__Task goal__. Retype all of the entries word for word.

[begin Material for the task]

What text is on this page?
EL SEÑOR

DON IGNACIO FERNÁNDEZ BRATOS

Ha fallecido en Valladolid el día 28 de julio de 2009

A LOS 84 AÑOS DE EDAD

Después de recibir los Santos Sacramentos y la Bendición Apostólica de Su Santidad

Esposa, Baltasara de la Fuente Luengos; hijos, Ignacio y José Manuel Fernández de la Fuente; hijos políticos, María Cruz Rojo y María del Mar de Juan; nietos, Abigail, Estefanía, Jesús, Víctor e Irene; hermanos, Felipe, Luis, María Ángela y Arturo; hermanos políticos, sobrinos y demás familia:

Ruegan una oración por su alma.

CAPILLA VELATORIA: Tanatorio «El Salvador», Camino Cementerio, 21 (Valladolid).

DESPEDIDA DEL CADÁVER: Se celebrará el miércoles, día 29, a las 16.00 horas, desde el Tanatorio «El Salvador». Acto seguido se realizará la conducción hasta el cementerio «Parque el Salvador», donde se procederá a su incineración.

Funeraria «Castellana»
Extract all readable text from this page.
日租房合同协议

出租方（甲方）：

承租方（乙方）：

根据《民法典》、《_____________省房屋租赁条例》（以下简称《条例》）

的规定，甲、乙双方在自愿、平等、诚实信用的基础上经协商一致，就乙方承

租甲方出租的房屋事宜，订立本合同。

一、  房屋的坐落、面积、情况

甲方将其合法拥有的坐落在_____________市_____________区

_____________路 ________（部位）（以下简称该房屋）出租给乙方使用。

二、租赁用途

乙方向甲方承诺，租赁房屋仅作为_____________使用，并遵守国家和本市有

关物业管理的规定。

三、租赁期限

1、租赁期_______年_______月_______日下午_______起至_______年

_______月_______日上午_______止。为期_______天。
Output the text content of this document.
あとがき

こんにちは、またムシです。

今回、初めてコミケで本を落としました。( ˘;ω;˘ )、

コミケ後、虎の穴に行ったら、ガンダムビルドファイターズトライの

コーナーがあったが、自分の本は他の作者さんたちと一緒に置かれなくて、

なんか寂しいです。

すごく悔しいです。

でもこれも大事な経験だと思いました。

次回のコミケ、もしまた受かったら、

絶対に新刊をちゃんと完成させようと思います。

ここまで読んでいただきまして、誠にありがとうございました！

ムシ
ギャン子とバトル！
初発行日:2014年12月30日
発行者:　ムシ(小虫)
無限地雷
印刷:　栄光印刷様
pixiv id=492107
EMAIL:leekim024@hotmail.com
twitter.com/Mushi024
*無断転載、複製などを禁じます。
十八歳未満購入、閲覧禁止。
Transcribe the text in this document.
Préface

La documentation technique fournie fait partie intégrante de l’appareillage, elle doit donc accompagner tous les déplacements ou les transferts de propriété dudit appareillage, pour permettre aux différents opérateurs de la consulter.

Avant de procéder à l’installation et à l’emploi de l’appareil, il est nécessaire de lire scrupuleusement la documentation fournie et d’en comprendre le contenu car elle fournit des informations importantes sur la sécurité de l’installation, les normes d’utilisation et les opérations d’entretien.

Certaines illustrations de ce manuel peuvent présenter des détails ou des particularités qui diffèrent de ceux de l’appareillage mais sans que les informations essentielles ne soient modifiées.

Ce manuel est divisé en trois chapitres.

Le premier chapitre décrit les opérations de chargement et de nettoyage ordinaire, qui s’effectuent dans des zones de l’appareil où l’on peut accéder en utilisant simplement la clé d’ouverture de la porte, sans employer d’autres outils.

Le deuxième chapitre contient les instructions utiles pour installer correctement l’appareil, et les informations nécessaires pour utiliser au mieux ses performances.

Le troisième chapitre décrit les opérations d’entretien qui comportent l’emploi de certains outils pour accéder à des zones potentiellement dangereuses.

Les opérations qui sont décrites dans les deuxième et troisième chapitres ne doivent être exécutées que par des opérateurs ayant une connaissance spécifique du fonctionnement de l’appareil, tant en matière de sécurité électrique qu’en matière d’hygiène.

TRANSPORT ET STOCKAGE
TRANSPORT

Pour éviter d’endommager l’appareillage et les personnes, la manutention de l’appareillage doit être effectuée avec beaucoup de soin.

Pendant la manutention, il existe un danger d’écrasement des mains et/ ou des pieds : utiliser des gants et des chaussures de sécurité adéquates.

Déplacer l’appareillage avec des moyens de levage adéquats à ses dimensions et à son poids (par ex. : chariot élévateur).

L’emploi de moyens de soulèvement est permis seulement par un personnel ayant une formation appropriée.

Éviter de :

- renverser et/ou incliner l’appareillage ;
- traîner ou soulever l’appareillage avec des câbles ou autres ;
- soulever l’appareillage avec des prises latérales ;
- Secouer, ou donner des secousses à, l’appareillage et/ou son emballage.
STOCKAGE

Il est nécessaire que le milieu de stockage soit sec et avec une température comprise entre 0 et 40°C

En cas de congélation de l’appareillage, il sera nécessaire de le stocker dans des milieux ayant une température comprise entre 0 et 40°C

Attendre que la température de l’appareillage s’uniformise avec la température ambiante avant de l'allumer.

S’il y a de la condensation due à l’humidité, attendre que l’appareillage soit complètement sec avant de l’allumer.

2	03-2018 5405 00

[end Material for the task]

__Reply__.
What text is on this page?
EL SEÑOR

DON IGNACIO FERNÁNDEZ BRATOS

Ha fallecido en Valladolid el día 28 de julio de 2009

A LOS 84 AÑOS DE EDAD

Después de recibir los Santos Sacramentos y la Bendición Apostólica de Su Santidad

Esposa, Baltasara de la Fuente Luengos; hijos, Ignacio y José Manuel Fernández de la Fuente; hijos políticos, María Cruz Rojo y María del Mar de Juan; nietos, Abigail, Estefanía, Jesús, Víctor e Irene; hermanos, Felipe, Luis, María Ángela y Arturo; hermanos políticos, sobrinos y demás familia:

Ruegan una oración por su alma.

CAPILLA VELATORIA: Tanatorio «El Salvador», Camino Cementerio, 21 (Valladolid).

DESPEDIDA DEL CADÁVER: Se celebrará el miércoles, día 29, a las 16.00 horas, desde el Tanatorio «El Salvador». Acto seguido se realizará la conducción hasta el cementerio «Parque el Salvador», donde se procederá a su incineración.

Funeraria «Castellana»
Extract all readable text from this page.
日租房合同协议

出租方（甲方）：

承租方（乙方）：

根据《民法典》、《_____________省房屋租赁条例》（以下简称《条例》）

的规定，甲、乙双方在自愿、平等、诚实信用的基础上经协商一致，就乙方承

租甲方出租的房屋事宜，订立本合同。

一、  房屋的坐落、面积、情况

甲方将其合法拥有的坐落在_____________市_____________区

_____________路 ________（部位）（以下简称该房屋）出租给乙方使用。

二、租赁用途

乙方向甲方承诺，租赁房屋仅作为_____________使用，并遵守国家和本市有

关物业管理的规定。

三、租赁期限

1、租赁期_______年_______月_______日下午_______起至_______年

_______月_______日上午_______止。为期_______天。
Output the text content of this document.
あとがき

こんにちは、またムシです。

今回、初めてコミケで本を落としました。( ˘;ω;˘ )、

コミケ後、虎の穴に行ったら、ガンダムビルドファイターズトライの

コーナーがあったが、自分の本は他の作者さんたちと一緒に置かれなくて、

なんか寂しいです。

すごく悔しいです。

でもこれも大事な経験だと思いました。

次回のコミケ、もしまた受かったら、

絶対に新刊をちゃんと完成させようと思います。

ここまで読んでいただきまして、誠にありがとうございました！

ムシ
ギャン子とバトル！
初発行日:2014年12月30日
発行者:　ムシ(小虫)
無限地雷
印刷:　栄光印刷様
pixiv id=492107
EMAIL:leekim024@hotmail.com
twitter.com/Mushi024
*無断転載、複製などを禁じます。
十八歳未満購入、閲覧禁止。
Transcribe the text in this document.
Préface

La documentation technique fournie fait partie intégrante de l’appareillage, elle doit donc accompagner tous les déplacements ou les transferts de propriété dudit appareillage, pour permettre aux différents opérateurs de la consulter.

Avant de procéder à l’installation et à l’emploi de l’appareil, il est nécessaire de lire scrupuleusement la documentation fournie et d’en comprendre le contenu car elle fournit des informations importantes sur la sécurité de l’installation, les normes d’utilisation et les opérations d’entretien.

Certaines illustrations de ce manuel peuvent présenter des détails ou des particularités qui diffèrent de ceux de l’appareillage mais sans que les informations essentielles ne soient modifiées.

Ce manuel est divisé en trois chapitres.

Le premier chapitre décrit les opérations de chargement et de nettoyage ordinaire, qui s’effectuent dans des zones de l’appareil où l’on peut accéder en utilisant simplement la clé d’ouverture de la porte, sans employer d’autres outils.

Le deuxième chapitre contient les instructions utiles pour installer correctement l’appareil, et les informations nécessaires pour utiliser au mieux ses performances.

Le troisième chapitre décrit les opérations d’entretien qui comportent l’emploi de certains outils pour accéder à des zones potentiellement dangereuses.

Les opérations qui sont décrites dans les deuxième et troisième chapitres ne doivent être exécutées que par des opérateurs ayant une connaissance spécifique du fonctionnement de l’appareil, tant en matière de sécurité électrique qu’en matière d’hygiène.

TRANSPORT ET STOCKAGE
TRANSPORT

Pour éviter d’endommager l’appareillage et les personnes, la manutention de l’appareillage doit être effectuée avec beaucoup de soin.

Pendant la manutention, il existe un danger d’écrasement des mains et/ ou des pieds : utiliser des gants et des chaussures de sécurité adéquates.

Déplacer l’appareillage avec des moyens de levage adéquats à ses dimensions et à son poids (par ex. : chariot élévateur).

L’emploi de moyens de soulèvement est permis seulement par un personnel ayant une formation appropriée.

Éviter de :

- renverser et/ou incliner l’appareillage ;
- traîner ou soulever l’appareillage avec des câbles ou autres ;
- soulever l’appareillage avec des prises latérales ;
- Secouer, ou donner des secousses à, l’appareillage et/ou son emballage.
STOCKAGE

Il est nécessaire que le milieu de stockage soit sec et avec une température comprise entre 0 et 40°C

En cas de congélation de l’appareillage, il sera nécessaire de le stocker dans des milieux ayant une température comprise entre 0 et 40°C

Attendre que la température de l’appareillage s’uniformise avec la température ambiante avant de l'allumer.

S’il y a de la condensation due à l’humidité, attendre que l’appareillage soit complètement sec avant de l’allumer.

2	03-2018 5405 00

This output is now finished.